> [Stored data]:
--- BEGIN ---
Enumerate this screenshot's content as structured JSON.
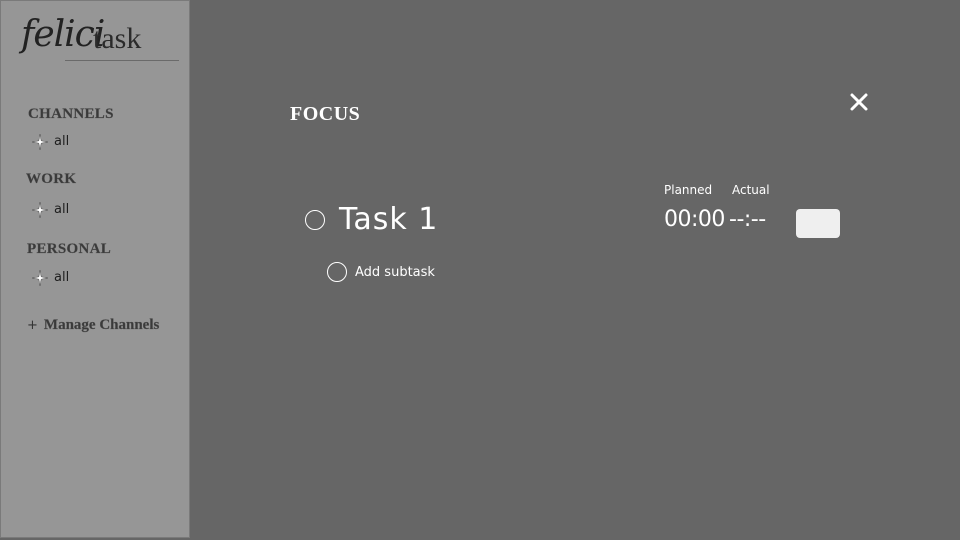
{
  "sidebar": {
    "logo": {
      "prefix": "felici",
      "suffix": "task"
    },
    "sections": [
      {
        "title": "CHANNELS",
        "items": [
          {
            "label": "all",
            "icon": "sparkle-icon"
          }
        ]
      },
      {
        "title": "WORK",
        "items": [
          {
            "label": "all",
            "icon": "sparkle-icon"
          }
        ]
      },
      {
        "title": "PERSONAL",
        "items": [
          {
            "label": "all",
            "icon": "sparkle-icon"
          }
        ]
      }
    ],
    "manage": {
      "plus": "+",
      "label": "Manage Channels"
    }
  },
  "main": {
    "title": "FOCUS",
    "close_icon": "close-icon",
    "task": {
      "name": "Task 1",
      "add_subtask_label": "Add subtask"
    },
    "time": {
      "planned_label": "Planned",
      "actual_label": "Actual",
      "planned_value": "00:00",
      "actual_value": "--:--"
    }
  },
  "colors": {
    "background": "#666666",
    "sidebar": "#969696",
    "text_main": "#ffffff",
    "input": "#efefef"
  }
}
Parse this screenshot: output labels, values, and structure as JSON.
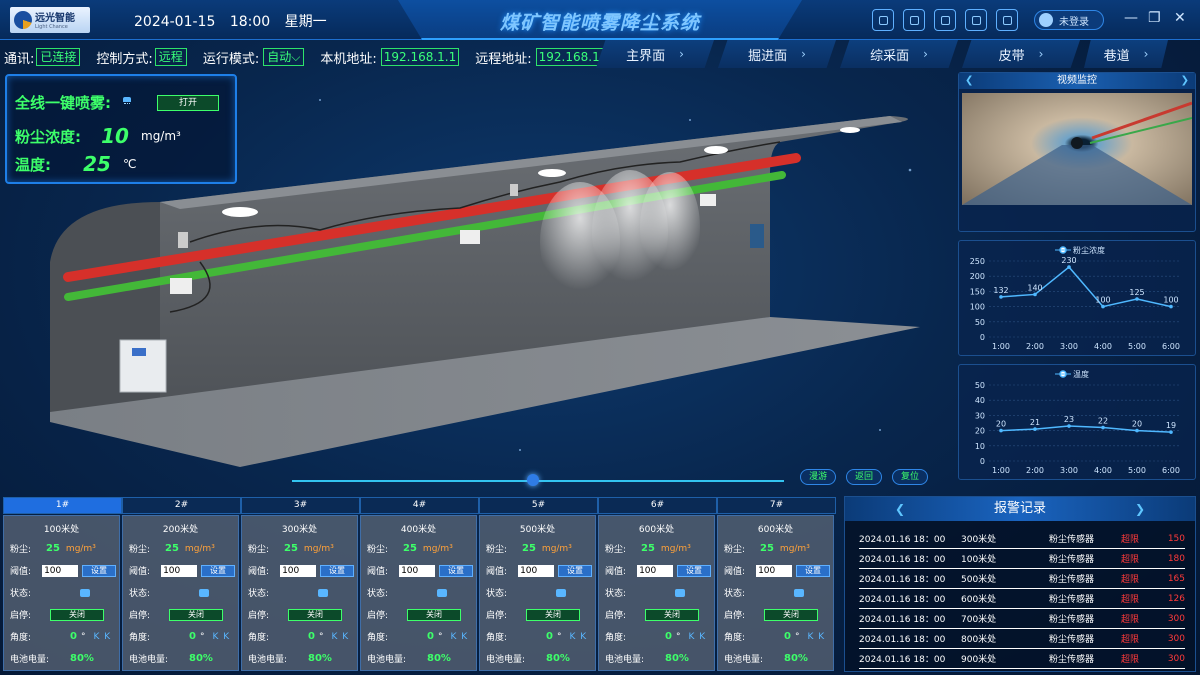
{
  "header": {
    "logo_text": "远光智能",
    "logo_sub": "Light Chance",
    "date": "2024-01-15",
    "time": "18:00",
    "weekday": "星期一",
    "title": "煤矿智能喷雾降尘系统",
    "login_text": "未登录"
  },
  "infobar": {
    "comm_label": "通讯:",
    "comm_value": "已连接",
    "ctrl_label": "控制方式:",
    "ctrl_value": "远程",
    "mode_label": "运行模式:",
    "mode_value": "自动",
    "local_label": "本机地址:",
    "local_ip": "192.168.1.1",
    "remote_label": "远程地址:",
    "remote_ip": "192.168.1.2"
  },
  "nav_tabs": [
    "主界面",
    "掘进面",
    "综采面",
    "皮带",
    "巷道"
  ],
  "top_panel": {
    "spray_label": "全线一键喷雾:",
    "open_button": "打开",
    "dust_label": "粉尘浓度:",
    "dust_value": "10",
    "dust_unit": "mg/m³",
    "temp_label": "温度:",
    "temp_value": "25",
    "temp_unit": "℃"
  },
  "scene_buttons": [
    "漫游",
    "返回",
    "复位"
  ],
  "slider_value": 0.49,
  "video": {
    "title": "视频监控"
  },
  "chart_data": [
    {
      "type": "line",
      "title": "粉尘浓度",
      "categories": [
        "1:00",
        "2:00",
        "3:00",
        "4:00",
        "5:00",
        "6:00"
      ],
      "values": [
        132,
        140,
        230,
        100,
        125,
        100
      ],
      "ylim": [
        0,
        250
      ],
      "yticks": [
        0,
        50,
        100,
        150,
        200,
        250
      ],
      "grid": true,
      "color": "#4fb8ff"
    },
    {
      "type": "line",
      "title": "温度",
      "categories": [
        "1:00",
        "2:00",
        "3:00",
        "4:00",
        "5:00",
        "6:00"
      ],
      "values": [
        20,
        21,
        23,
        22,
        20,
        19
      ],
      "ylim": [
        0,
        50
      ],
      "yticks": [
        0,
        10,
        20,
        30,
        40,
        50
      ],
      "grid": true,
      "color": "#4fb8ff"
    }
  ],
  "sensor_tabs": [
    "1#",
    "2#",
    "3#",
    "4#",
    "5#",
    "6#",
    "7#"
  ],
  "sensor_labels": {
    "dust": "粉尘:",
    "dust_unit": "mg/m³",
    "threshold": "阈值:",
    "set_button": "设置",
    "state": "状态:",
    "start_stop": "启停:",
    "toggle_label": "关闭",
    "angle": "角度:",
    "angle_unit": "°",
    "battery": "电池电量:"
  },
  "sensors": [
    {
      "position": "100米处",
      "dust": "25",
      "threshold": "100",
      "angle": "0",
      "battery": "80%"
    },
    {
      "position": "200米处",
      "dust": "25",
      "threshold": "100",
      "angle": "0",
      "battery": "80%"
    },
    {
      "position": "300米处",
      "dust": "25",
      "threshold": "100",
      "angle": "0",
      "battery": "80%"
    },
    {
      "position": "400米处",
      "dust": "25",
      "threshold": "100",
      "angle": "0",
      "battery": "80%"
    },
    {
      "position": "500米处",
      "dust": "25",
      "threshold": "100",
      "angle": "0",
      "battery": "80%"
    },
    {
      "position": "600米处",
      "dust": "25",
      "threshold": "100",
      "angle": "0",
      "battery": "80%"
    },
    {
      "position": "600米处",
      "dust": "25",
      "threshold": "100",
      "angle": "0",
      "battery": "80%"
    }
  ],
  "alarm": {
    "title": "报警记录",
    "rows": [
      {
        "time": "2024.01.16 18：00",
        "position": "300米处",
        "sensor": "粉尘传感器",
        "status": "超限",
        "value": "150"
      },
      {
        "time": "2024.01.16 18：00",
        "position": "100米处",
        "sensor": "粉尘传感器",
        "status": "超限",
        "value": "180"
      },
      {
        "time": "2024.01.16 18：00",
        "position": "500米处",
        "sensor": "粉尘传感器",
        "status": "超限",
        "value": "165"
      },
      {
        "time": "2024.01.16 18：00",
        "position": "600米处",
        "sensor": "粉尘传感器",
        "status": "超限",
        "value": "126"
      },
      {
        "time": "2024.01.16 18：00",
        "position": "700米处",
        "sensor": "粉尘传感器",
        "status": "超限",
        "value": "300"
      },
      {
        "time": "2024.01.16 18：00",
        "position": "800米处",
        "sensor": "粉尘传感器",
        "status": "超限",
        "value": "300"
      },
      {
        "time": "2024.01.16 18：00",
        "position": "900米处",
        "sensor": "粉尘传感器",
        "status": "超限",
        "value": "300"
      }
    ]
  }
}
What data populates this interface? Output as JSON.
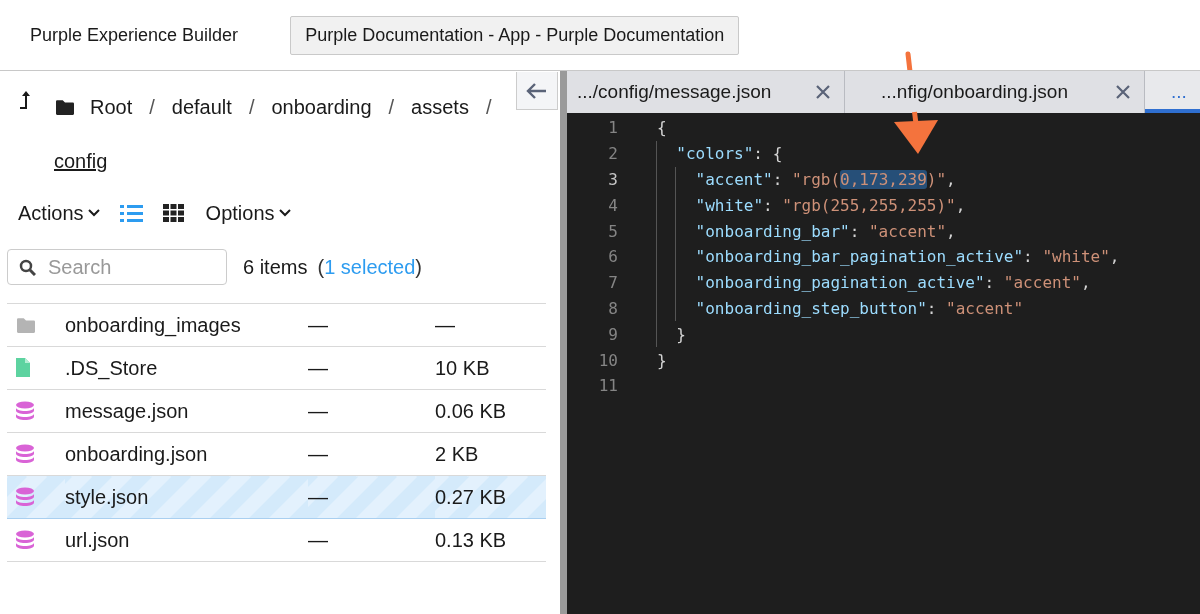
{
  "top_bar": {
    "app_title": "Purple Experience Builder",
    "app_button": "Purple Documentation - App - Purple Documentation"
  },
  "browser": {
    "breadcrumbs": [
      {
        "label": "Root",
        "current": false
      },
      {
        "label": "default",
        "current": false
      },
      {
        "label": "onboarding",
        "current": false
      },
      {
        "label": "assets",
        "current": false
      },
      {
        "label": "config",
        "current": true
      }
    ],
    "separator": "/",
    "toolbar": {
      "actions": "Actions",
      "options": "Options",
      "views": [
        {
          "kind": "list",
          "selected": true
        },
        {
          "kind": "grid",
          "selected": false
        }
      ]
    },
    "search": {
      "placeholder": "Search"
    },
    "summary": {
      "count": "6 items",
      "open": "(",
      "selected_link": "1 selected",
      "close": ")"
    },
    "files": [
      {
        "kind": "folder",
        "name": "onboarding_images",
        "modified": "—",
        "size": "—",
        "selected": false
      },
      {
        "kind": "file",
        "name": ".DS_Store",
        "modified": "—",
        "size": "10 KB",
        "selected": false
      },
      {
        "kind": "data",
        "name": "message.json",
        "modified": "—",
        "size": "0.06 KB",
        "selected": false
      },
      {
        "kind": "data",
        "name": "onboarding.json",
        "modified": "—",
        "size": "2 KB",
        "selected": false
      },
      {
        "kind": "data",
        "name": "style.json",
        "modified": "—",
        "size": "0.27 KB",
        "selected": true
      },
      {
        "kind": "data",
        "name": "url.json",
        "modified": "—",
        "size": "0.13 KB",
        "selected": false
      }
    ]
  },
  "editor": {
    "tabs": [
      {
        "label": ".../config/message.json",
        "selected": false,
        "closable": true
      },
      {
        "label": "...nfig/onboarding.json",
        "selected": false,
        "closable": true
      },
      {
        "label": "...",
        "selected": true,
        "closable": false
      }
    ],
    "lines": [
      {
        "number": "1",
        "current": false,
        "tokens": [
          {
            "kind": "punct",
            "text": "{"
          }
        ]
      },
      {
        "number": "2",
        "current": false,
        "tokens": [
          {
            "kind": "indent"
          },
          {
            "kind": "key",
            "text": "\"colors\""
          },
          {
            "kind": "punct",
            "text": ": {"
          }
        ]
      },
      {
        "number": "3",
        "current": true,
        "tokens": [
          {
            "kind": "indent"
          },
          {
            "kind": "indent"
          },
          {
            "kind": "key",
            "text": "\"accent\""
          },
          {
            "kind": "punct",
            "text": ": "
          },
          {
            "kind": "string",
            "text": "\"rgb("
          },
          {
            "kind": "string",
            "text": "0,173,239",
            "highlighted": true
          },
          {
            "kind": "string",
            "text": ")\""
          },
          {
            "kind": "punct",
            "text": ","
          }
        ]
      },
      {
        "number": "4",
        "current": false,
        "tokens": [
          {
            "kind": "indent"
          },
          {
            "kind": "indent"
          },
          {
            "kind": "key",
            "text": "\"white\""
          },
          {
            "kind": "punct",
            "text": ": "
          },
          {
            "kind": "string",
            "text": "\"rgb(255,255,255)\""
          },
          {
            "kind": "punct",
            "text": ","
          }
        ]
      },
      {
        "number": "5",
        "current": false,
        "tokens": [
          {
            "kind": "indent"
          },
          {
            "kind": "indent"
          },
          {
            "kind": "key",
            "text": "\"onboarding_bar\""
          },
          {
            "kind": "punct",
            "text": ": "
          },
          {
            "kind": "string",
            "text": "\"accent\""
          },
          {
            "kind": "punct",
            "text": ","
          }
        ]
      },
      {
        "number": "6",
        "current": false,
        "tokens": [
          {
            "kind": "indent"
          },
          {
            "kind": "indent"
          },
          {
            "kind": "key",
            "text": "\"onboarding_bar_pagination_active\""
          },
          {
            "kind": "punct",
            "text": ": "
          },
          {
            "kind": "string",
            "text": "\"white\""
          },
          {
            "kind": "punct",
            "text": ","
          }
        ]
      },
      {
        "number": "7",
        "current": false,
        "tokens": [
          {
            "kind": "indent"
          },
          {
            "kind": "indent"
          },
          {
            "kind": "key",
            "text": "\"onboarding_pagination_active\""
          },
          {
            "kind": "punct",
            "text": ": "
          },
          {
            "kind": "string",
            "text": "\"accent\""
          },
          {
            "kind": "punct",
            "text": ","
          }
        ]
      },
      {
        "number": "8",
        "current": false,
        "tokens": [
          {
            "kind": "indent"
          },
          {
            "kind": "indent"
          },
          {
            "kind": "key",
            "text": "\"onboarding_step_button\""
          },
          {
            "kind": "punct",
            "text": ": "
          },
          {
            "kind": "string",
            "text": "\"accent\""
          }
        ]
      },
      {
        "number": "9",
        "current": false,
        "tokens": [
          {
            "kind": "indent"
          },
          {
            "kind": "punct",
            "text": "}"
          }
        ]
      },
      {
        "number": "10",
        "current": false,
        "tokens": [
          {
            "kind": "punct",
            "text": "}"
          }
        ]
      },
      {
        "number": "11",
        "current": false
      }
    ]
  }
}
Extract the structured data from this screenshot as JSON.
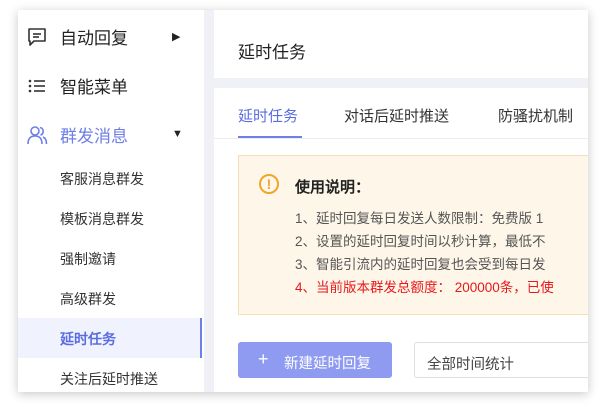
{
  "sidebar": {
    "auto_reply": "自动回复",
    "smart_menu": "智能菜单",
    "mass_message": "群发消息",
    "sub_items": [
      "客服消息群发",
      "模板消息群发",
      "强制邀请",
      "高级群发",
      "延时任务",
      "关注后延时推送"
    ]
  },
  "header": {
    "title": "延时任务"
  },
  "tabs": [
    "延时任务",
    "对话后延时推送",
    "防骚扰机制"
  ],
  "notice": {
    "title": "使用说明：",
    "lines": [
      "1、延时回复每日发送人数限制：免费版 1",
      "2、设置的延时回复时间以秒计算，最低不",
      "3、智能引流内的延时回复也会受到每日发",
      "4、当前版本群发总额度： 200000条，已使"
    ]
  },
  "actions": {
    "new_button": "新建延时回复",
    "time_filter": "全部时间统计"
  },
  "colors": {
    "accent": "#6e7fe8",
    "warning": "#e8191c",
    "notice_bg": "#fdf6e9"
  }
}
--- END ---
> [WORK INSTRUCTIONS]:
Output nothing but the lines from the line with "Extract the structured" through the last line of the material above, please, word for word and without the pictures.

> [EXPECTED ANSWER]:
Extract the structured data from this screenshot as JSON.
{
  "sidebar": {
    "auto_reply": "自动回复",
    "smart_menu": "智能菜单",
    "mass_message": "群发消息",
    "sub_items": [
      "客服消息群发",
      "模板消息群发",
      "强制邀请",
      "高级群发",
      "延时任务",
      "关注后延时推送"
    ]
  },
  "header": {
    "title": "延时任务"
  },
  "tabs": [
    "延时任务",
    "对话后延时推送",
    "防骚扰机制"
  ],
  "notice": {
    "title": "使用说明：",
    "lines": [
      "1、延时回复每日发送人数限制：免费版 1",
      "2、设置的延时回复时间以秒计算，最低不",
      "3、智能引流内的延时回复也会受到每日发",
      "4、当前版本群发总额度： 200000条，已使"
    ]
  },
  "actions": {
    "new_button": "新建延时回复",
    "time_filter": "全部时间统计"
  },
  "colors": {
    "accent": "#6e7fe8",
    "warning": "#e8191c",
    "notice_bg": "#fdf6e9"
  }
}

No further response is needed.